Admission is free, but registration is required.
Emerging Trends in Semiconductor Technology is hosted by the University at Buffalo’s Center for Advanced Semiconductor Technologies. This workshop brings together academic, industry and community leaders to focus on developing: Energy-efficient microelectronics to address the ever-increasing computing and communication requirements; Novel widegap semiconductors for electric vehicles and power grids; and Advanced photovoltaic (solar) technologies to meet the growing energy demands while achieving a net-zero carbon footprint.
The UB Center for Advanced Semiconductor Technologies fosters multi-disciplinary collaborations between researchers to address pressing needs of modern computing, green automotives and clean energy.
——
### STATED TASK 1
Answer these questions about the workshop announcement.
(a) What must attendees do in order to be admitted?
(b) Which center hosts the workshop?
(c) What uses does the announcement name for novel widegap semiconductors?
The rows that follow are unrelated to the workshop announcement.
——
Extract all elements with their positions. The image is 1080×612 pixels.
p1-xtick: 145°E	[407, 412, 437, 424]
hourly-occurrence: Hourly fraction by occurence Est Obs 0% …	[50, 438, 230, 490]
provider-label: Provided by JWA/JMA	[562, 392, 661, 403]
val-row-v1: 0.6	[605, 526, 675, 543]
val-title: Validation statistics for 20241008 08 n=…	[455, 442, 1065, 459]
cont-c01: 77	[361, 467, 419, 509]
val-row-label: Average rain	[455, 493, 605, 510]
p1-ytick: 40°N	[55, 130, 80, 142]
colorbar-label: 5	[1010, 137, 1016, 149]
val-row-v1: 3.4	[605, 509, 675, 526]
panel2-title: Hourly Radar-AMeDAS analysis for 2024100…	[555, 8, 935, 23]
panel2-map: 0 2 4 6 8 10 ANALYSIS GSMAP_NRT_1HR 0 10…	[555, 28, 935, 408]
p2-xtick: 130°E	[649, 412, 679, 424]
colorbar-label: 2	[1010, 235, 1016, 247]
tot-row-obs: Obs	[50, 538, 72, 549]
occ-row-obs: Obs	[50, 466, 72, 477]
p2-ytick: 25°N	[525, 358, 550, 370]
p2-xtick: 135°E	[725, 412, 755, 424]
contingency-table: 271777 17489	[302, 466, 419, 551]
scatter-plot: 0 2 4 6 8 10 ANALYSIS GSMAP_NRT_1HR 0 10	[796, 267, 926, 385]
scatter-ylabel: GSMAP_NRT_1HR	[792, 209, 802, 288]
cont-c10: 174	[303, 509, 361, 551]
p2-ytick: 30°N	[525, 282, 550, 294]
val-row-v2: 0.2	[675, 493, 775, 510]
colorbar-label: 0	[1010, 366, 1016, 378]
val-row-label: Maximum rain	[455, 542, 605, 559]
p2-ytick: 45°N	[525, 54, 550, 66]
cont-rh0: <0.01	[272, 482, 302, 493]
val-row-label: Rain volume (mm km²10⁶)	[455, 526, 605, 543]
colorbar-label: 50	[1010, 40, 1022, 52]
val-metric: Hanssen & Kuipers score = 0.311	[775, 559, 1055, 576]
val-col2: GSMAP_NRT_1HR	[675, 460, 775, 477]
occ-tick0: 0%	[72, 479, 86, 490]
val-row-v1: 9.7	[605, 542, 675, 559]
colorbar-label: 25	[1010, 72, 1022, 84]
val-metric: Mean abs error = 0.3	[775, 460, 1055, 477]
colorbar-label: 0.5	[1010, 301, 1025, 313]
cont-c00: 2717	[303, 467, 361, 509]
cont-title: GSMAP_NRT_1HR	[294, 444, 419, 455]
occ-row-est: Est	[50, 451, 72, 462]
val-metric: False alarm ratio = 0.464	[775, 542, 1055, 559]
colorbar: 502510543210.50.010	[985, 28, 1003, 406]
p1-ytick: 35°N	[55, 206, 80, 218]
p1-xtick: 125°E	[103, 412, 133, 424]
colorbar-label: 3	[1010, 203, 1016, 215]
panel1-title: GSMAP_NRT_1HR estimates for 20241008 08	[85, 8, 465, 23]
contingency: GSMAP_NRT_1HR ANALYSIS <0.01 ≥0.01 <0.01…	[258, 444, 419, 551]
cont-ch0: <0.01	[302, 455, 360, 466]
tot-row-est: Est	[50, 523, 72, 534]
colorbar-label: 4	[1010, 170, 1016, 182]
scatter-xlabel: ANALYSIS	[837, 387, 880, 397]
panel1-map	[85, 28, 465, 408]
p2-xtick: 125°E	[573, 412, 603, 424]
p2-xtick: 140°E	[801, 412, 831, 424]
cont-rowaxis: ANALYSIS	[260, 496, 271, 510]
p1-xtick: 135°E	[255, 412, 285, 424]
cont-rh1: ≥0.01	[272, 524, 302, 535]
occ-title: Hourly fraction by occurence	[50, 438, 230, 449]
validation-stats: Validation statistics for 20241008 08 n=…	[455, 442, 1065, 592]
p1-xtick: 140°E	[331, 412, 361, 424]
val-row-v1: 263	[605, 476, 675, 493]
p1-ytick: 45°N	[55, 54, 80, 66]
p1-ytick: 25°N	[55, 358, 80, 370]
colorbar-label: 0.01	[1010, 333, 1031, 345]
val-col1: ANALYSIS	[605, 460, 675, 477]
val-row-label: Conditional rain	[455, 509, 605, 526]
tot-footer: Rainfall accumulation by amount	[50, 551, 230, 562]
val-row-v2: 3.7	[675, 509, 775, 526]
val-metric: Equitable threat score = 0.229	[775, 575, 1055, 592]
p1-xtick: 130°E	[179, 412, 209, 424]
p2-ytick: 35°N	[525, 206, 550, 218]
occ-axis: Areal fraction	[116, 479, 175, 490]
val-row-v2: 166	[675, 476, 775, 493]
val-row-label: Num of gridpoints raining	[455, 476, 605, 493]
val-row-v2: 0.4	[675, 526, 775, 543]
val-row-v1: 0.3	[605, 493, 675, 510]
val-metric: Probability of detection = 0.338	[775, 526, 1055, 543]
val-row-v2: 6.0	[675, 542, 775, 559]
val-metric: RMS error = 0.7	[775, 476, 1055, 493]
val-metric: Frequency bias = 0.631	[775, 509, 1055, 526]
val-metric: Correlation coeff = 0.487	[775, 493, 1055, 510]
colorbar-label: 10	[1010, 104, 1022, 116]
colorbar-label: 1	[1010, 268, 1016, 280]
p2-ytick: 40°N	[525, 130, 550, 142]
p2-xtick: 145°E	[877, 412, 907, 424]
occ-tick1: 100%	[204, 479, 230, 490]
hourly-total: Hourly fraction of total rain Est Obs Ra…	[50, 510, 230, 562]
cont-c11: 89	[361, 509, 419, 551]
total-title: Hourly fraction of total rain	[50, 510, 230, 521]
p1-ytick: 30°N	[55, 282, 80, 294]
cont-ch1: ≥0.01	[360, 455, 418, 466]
——
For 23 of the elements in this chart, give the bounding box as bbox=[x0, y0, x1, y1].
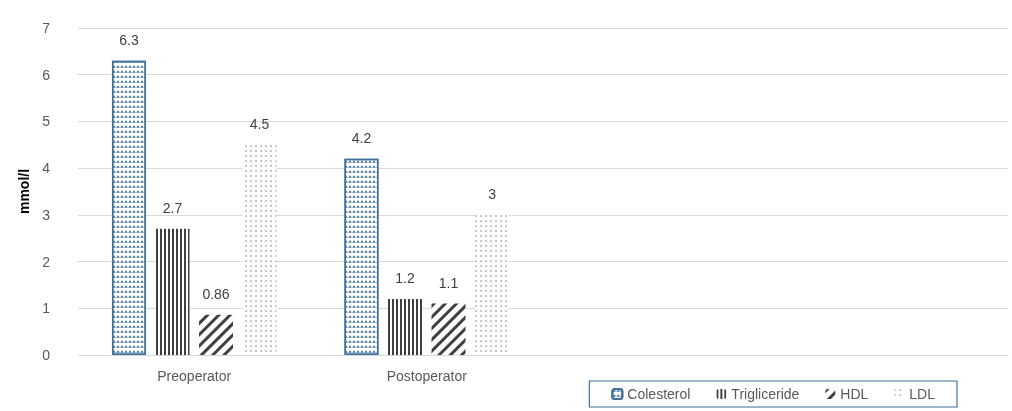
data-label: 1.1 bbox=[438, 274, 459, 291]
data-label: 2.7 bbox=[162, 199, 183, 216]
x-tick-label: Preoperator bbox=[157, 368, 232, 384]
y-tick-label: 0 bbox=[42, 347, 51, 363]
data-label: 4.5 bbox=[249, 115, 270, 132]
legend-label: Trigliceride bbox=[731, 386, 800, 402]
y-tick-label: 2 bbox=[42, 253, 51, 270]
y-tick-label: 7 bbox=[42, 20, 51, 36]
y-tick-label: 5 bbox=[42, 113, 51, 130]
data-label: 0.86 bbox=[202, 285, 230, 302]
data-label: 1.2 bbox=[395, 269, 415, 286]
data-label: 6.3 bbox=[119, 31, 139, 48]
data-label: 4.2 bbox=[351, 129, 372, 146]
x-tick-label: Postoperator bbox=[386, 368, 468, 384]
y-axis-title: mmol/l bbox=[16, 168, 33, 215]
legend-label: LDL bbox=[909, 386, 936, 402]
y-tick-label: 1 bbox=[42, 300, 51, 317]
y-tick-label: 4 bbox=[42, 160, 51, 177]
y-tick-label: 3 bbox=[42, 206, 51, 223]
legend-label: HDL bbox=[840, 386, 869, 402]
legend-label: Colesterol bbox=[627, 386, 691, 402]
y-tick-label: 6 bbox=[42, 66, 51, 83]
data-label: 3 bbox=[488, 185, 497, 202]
——
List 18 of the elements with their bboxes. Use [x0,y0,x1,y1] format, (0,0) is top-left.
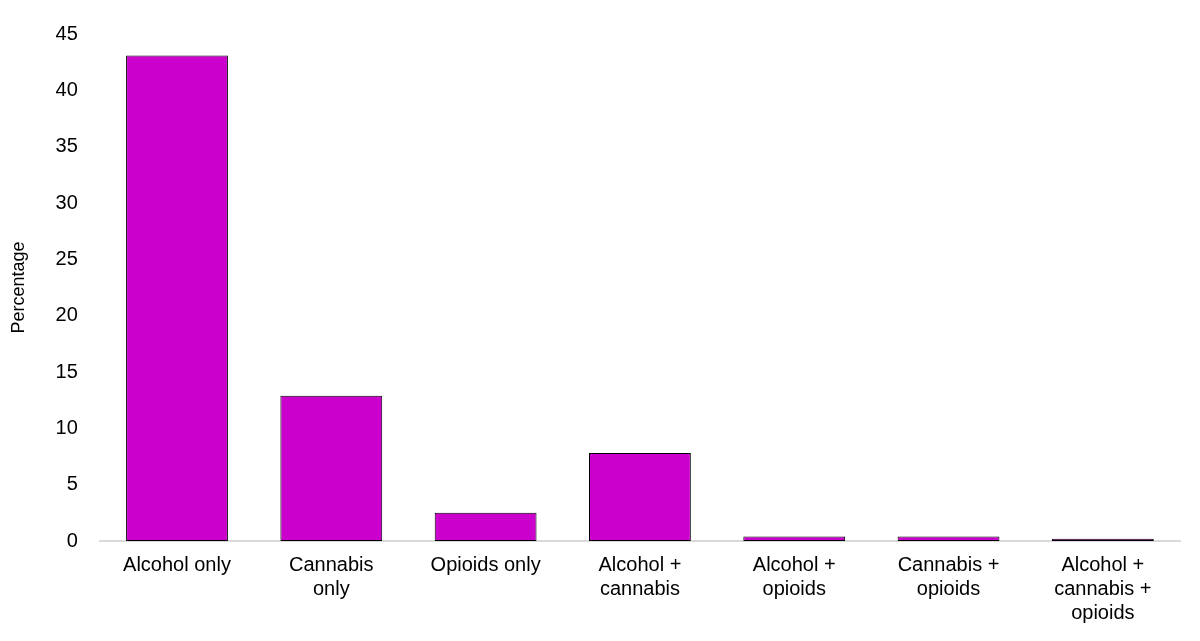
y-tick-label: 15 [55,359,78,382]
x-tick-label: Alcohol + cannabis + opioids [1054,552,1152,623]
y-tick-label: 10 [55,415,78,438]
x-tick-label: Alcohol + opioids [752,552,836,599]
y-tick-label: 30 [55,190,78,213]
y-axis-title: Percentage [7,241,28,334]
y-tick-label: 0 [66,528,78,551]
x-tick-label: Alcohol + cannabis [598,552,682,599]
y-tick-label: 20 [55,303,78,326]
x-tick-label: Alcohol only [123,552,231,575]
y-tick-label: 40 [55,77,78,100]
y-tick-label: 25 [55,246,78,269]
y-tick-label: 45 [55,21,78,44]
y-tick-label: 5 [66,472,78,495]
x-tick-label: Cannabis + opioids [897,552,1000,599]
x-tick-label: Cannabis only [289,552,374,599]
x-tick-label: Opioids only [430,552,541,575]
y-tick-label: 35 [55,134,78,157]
——
### STATED TASK 2
Extract the rows from the one containing "data-label: 1.1 bbox=[438, 274, 459, 291]" through the one containing "data-label: 4.5 bbox=[249, 115, 270, 132]", both included, and reproduce each row unchanged.

### RESULT 1
(a) They must register. Admission is free.
(b) The University at Buffalo’s Center for Advanced Semiconductor Technologies.
(c) Electric vehicles and power grids.

### RESULT 2
data-label: 1.1 bbox=[438, 274, 459, 291]
data-label: 2.7 bbox=[162, 199, 183, 216]
x-tick-label: Preoperator bbox=[157, 368, 232, 384]
y-tick-label: 0 bbox=[42, 347, 51, 363]
data-label: 4.5 bbox=[249, 115, 270, 132]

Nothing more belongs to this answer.